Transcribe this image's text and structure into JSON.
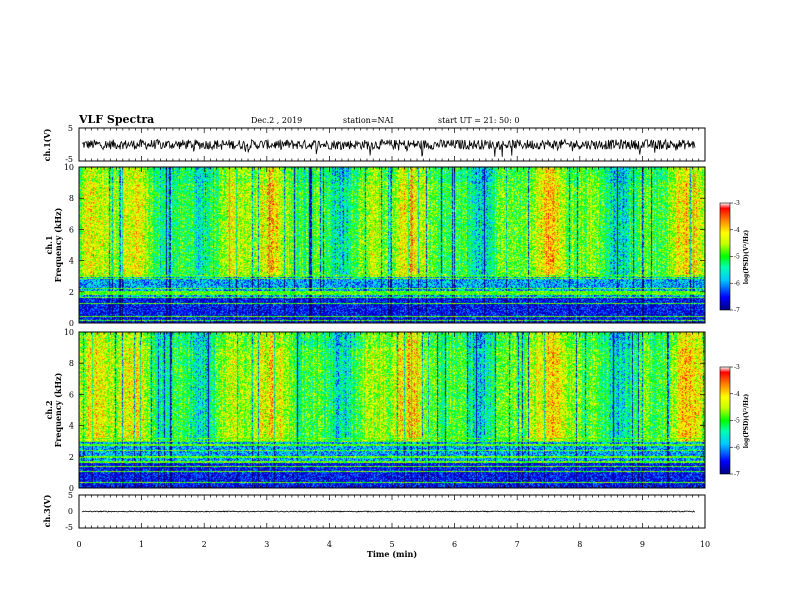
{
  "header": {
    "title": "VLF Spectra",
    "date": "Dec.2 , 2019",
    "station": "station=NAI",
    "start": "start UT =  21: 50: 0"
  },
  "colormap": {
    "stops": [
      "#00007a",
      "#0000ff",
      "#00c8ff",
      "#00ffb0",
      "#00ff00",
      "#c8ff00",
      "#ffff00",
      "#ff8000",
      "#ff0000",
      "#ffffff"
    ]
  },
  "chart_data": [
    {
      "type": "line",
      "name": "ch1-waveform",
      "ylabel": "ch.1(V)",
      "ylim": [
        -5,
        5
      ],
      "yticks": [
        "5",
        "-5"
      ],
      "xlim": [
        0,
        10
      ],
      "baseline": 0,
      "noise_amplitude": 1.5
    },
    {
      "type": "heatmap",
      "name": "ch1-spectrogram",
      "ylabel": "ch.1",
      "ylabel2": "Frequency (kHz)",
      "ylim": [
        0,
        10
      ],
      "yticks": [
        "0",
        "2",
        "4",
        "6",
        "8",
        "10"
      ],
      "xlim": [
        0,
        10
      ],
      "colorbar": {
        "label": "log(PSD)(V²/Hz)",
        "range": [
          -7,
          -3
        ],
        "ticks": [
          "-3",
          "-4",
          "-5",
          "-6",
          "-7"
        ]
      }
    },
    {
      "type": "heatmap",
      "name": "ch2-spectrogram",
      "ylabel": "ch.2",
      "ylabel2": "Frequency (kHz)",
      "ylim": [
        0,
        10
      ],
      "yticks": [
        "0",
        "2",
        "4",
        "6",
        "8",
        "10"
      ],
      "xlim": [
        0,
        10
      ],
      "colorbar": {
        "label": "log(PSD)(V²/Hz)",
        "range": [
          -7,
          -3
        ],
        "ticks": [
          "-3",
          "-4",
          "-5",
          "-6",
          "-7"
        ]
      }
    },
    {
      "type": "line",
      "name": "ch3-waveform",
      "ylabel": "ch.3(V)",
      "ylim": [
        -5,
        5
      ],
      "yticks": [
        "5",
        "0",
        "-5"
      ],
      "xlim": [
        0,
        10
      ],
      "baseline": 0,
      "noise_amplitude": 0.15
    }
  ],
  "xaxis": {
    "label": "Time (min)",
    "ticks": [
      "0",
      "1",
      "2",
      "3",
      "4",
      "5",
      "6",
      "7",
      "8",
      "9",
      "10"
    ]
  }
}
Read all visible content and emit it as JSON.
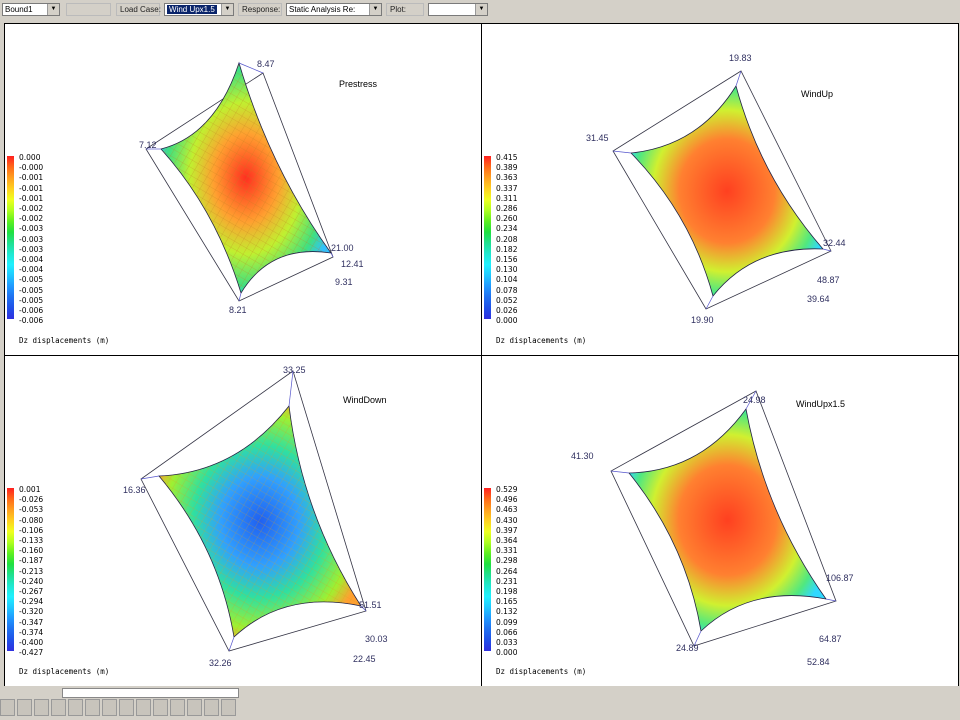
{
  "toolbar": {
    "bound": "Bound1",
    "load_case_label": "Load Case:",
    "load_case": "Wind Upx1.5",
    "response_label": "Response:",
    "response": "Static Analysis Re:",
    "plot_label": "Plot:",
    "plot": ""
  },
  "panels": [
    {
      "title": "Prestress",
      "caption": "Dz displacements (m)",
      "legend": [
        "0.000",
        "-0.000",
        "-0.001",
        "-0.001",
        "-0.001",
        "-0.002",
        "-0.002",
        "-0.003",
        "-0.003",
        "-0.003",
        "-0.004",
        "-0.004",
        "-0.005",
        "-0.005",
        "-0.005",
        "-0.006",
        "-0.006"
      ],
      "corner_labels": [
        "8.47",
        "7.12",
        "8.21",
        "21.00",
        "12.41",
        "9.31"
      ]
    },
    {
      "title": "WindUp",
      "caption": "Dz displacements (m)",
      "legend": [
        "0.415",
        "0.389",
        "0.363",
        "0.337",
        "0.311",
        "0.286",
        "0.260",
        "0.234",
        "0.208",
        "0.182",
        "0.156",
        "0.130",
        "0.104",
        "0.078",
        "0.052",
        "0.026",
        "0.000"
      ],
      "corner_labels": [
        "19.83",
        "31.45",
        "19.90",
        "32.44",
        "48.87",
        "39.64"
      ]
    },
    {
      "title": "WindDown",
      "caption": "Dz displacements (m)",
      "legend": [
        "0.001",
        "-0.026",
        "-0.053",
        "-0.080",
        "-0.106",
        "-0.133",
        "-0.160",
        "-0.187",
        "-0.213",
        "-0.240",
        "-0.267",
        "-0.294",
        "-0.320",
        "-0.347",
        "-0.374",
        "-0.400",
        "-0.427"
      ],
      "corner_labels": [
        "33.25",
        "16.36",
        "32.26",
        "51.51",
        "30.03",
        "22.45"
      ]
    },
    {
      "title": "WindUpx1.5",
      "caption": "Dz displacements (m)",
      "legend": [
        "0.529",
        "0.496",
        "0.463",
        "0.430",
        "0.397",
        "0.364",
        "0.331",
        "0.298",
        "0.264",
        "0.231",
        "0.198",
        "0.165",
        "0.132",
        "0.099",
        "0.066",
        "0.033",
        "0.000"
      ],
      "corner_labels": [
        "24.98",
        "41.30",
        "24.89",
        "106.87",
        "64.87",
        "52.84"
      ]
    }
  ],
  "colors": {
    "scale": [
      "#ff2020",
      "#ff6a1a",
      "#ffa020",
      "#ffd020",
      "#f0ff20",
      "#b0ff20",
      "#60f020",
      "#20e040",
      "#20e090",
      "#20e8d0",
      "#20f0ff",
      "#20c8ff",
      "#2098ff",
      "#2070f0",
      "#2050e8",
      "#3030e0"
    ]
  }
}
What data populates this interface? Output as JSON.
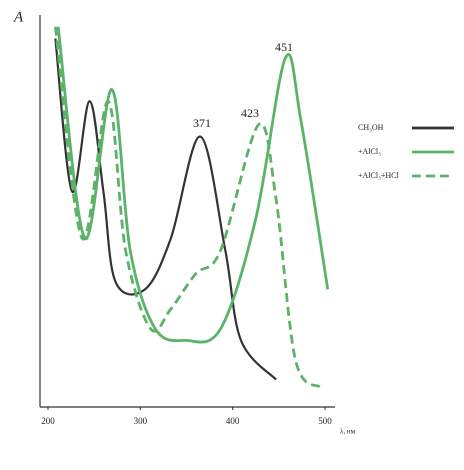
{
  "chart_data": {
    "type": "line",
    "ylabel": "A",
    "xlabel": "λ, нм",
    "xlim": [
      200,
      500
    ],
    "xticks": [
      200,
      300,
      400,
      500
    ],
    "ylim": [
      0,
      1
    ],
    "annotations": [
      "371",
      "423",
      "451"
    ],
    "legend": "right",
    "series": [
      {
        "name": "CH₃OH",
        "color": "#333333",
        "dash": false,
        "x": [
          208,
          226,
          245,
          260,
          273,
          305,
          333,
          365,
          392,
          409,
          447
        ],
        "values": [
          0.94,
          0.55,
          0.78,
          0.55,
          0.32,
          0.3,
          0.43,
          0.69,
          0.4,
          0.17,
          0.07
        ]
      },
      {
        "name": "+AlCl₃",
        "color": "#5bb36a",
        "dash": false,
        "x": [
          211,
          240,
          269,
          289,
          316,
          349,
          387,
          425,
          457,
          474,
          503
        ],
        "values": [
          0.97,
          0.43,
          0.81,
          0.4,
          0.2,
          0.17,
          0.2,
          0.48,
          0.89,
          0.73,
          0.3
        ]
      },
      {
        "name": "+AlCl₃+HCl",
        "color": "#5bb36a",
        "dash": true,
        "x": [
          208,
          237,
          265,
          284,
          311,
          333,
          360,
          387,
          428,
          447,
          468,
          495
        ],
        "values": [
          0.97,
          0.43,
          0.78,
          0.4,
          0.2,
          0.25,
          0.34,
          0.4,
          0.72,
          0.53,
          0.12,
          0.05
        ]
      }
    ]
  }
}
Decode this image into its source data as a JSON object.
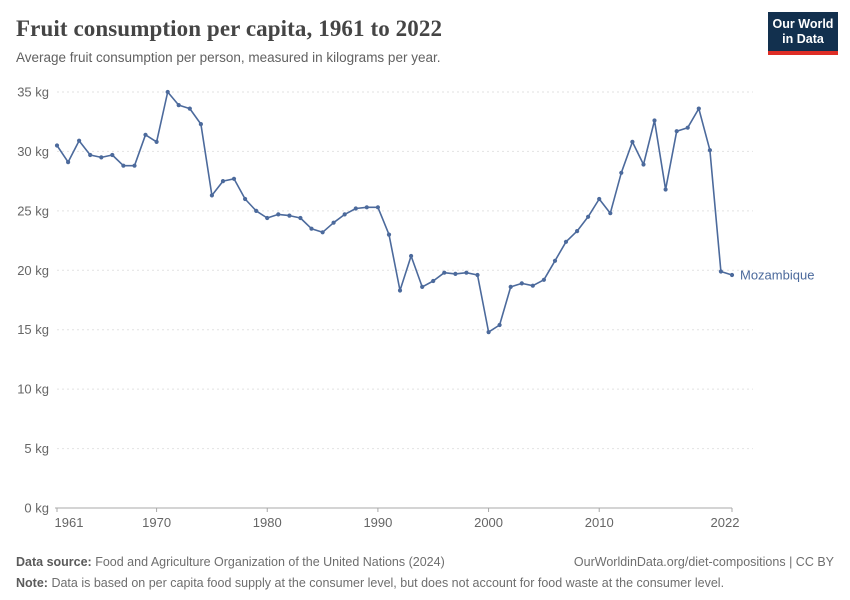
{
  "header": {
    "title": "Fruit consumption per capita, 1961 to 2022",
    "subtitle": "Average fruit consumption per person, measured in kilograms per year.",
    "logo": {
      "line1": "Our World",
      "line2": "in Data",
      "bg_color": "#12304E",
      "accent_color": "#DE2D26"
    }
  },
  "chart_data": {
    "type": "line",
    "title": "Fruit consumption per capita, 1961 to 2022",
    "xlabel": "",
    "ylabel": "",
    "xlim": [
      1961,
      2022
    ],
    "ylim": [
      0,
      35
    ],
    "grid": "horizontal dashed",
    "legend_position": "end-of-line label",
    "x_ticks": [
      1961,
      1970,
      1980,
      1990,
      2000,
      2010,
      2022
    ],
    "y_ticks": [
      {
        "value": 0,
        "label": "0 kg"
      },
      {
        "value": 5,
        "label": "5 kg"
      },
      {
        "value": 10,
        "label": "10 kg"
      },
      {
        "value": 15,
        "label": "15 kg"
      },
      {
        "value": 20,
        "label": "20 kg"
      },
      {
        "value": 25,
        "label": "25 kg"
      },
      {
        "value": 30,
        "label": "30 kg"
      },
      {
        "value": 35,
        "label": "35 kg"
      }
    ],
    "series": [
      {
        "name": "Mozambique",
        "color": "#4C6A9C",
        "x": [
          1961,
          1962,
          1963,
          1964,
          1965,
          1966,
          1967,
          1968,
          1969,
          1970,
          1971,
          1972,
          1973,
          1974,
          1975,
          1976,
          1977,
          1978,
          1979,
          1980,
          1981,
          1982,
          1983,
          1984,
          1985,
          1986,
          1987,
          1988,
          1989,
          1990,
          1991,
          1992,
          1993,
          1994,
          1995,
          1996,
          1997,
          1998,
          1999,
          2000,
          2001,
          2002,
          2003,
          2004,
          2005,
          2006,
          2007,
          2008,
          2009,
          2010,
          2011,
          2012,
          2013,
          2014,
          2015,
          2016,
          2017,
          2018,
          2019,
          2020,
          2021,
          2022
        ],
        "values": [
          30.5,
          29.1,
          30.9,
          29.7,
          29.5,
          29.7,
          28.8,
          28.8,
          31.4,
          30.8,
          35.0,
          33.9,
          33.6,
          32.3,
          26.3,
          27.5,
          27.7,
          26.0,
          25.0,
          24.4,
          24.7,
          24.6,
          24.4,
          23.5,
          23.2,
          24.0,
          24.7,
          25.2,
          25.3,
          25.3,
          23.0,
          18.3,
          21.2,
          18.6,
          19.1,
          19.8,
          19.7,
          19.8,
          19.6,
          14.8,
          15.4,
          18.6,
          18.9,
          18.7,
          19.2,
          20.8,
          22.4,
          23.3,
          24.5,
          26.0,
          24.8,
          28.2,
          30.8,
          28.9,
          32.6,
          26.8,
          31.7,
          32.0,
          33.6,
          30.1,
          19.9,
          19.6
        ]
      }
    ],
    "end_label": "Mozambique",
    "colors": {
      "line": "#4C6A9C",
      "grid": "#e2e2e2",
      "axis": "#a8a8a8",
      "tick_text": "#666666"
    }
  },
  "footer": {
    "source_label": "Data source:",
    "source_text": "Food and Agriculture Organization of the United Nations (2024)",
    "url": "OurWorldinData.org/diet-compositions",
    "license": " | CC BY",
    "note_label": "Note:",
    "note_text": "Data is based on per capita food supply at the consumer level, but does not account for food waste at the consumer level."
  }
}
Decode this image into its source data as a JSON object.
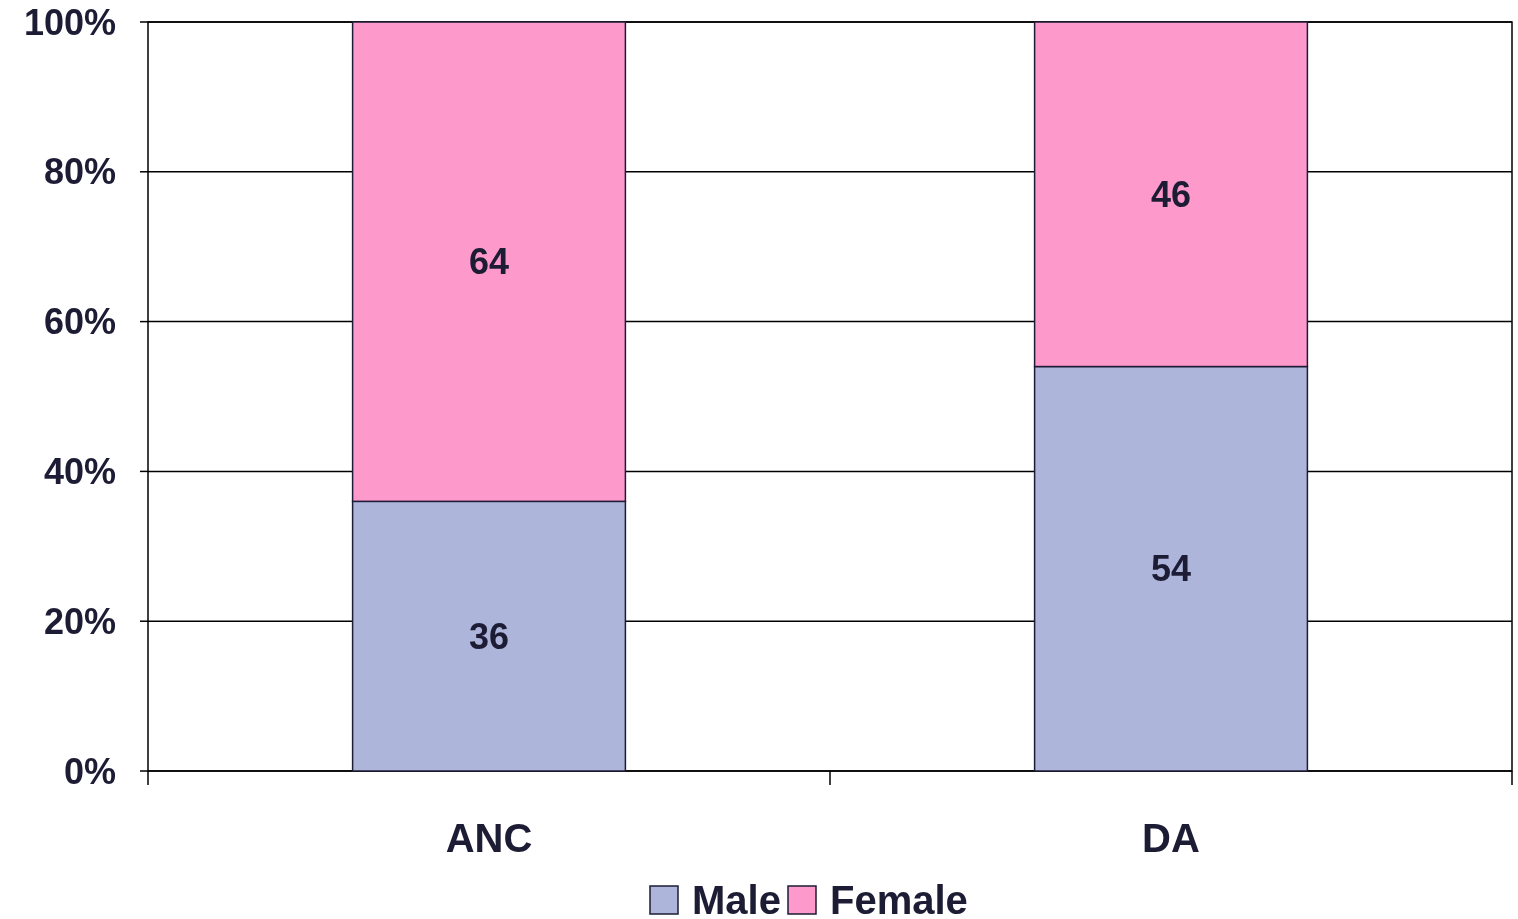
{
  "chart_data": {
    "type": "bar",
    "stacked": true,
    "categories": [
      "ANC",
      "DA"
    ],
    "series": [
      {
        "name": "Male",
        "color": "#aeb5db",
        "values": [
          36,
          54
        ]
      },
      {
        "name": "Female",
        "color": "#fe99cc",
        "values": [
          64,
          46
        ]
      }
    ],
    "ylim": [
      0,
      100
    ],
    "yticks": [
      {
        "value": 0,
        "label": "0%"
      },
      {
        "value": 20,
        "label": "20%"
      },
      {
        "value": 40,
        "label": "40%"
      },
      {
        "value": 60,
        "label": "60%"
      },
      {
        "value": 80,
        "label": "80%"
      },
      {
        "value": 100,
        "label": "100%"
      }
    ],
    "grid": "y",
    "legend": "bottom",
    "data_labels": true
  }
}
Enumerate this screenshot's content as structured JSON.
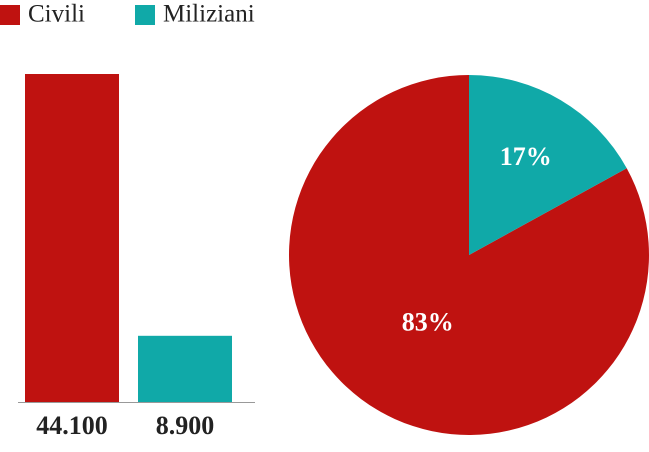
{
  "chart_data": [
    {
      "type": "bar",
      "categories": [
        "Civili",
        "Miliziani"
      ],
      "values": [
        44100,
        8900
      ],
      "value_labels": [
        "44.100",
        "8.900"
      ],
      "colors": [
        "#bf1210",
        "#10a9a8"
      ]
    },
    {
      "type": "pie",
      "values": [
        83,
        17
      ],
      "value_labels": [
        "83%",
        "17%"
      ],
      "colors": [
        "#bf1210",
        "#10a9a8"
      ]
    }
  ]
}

Goal
Emit the lines from the line containing "Enumerate this screenshot's" to the final line of the material, inclusive, exactly as written; pictures are excluded.

Solved exercise
Enumerate this screenshot's content as structured JSON.
{
  "chart_data": [
    {
      "type": "bar",
      "categories": [
        "Civili",
        "Miliziani"
      ],
      "values": [
        44100,
        8900
      ],
      "value_labels": [
        "44.100",
        "8.900"
      ],
      "colors": [
        "#bf1210",
        "#10a9a8"
      ]
    },
    {
      "type": "pie",
      "values": [
        83,
        17
      ],
      "value_labels": [
        "83%",
        "17%"
      ],
      "colors": [
        "#bf1210",
        "#10a9a8"
      ]
    }
  ]
}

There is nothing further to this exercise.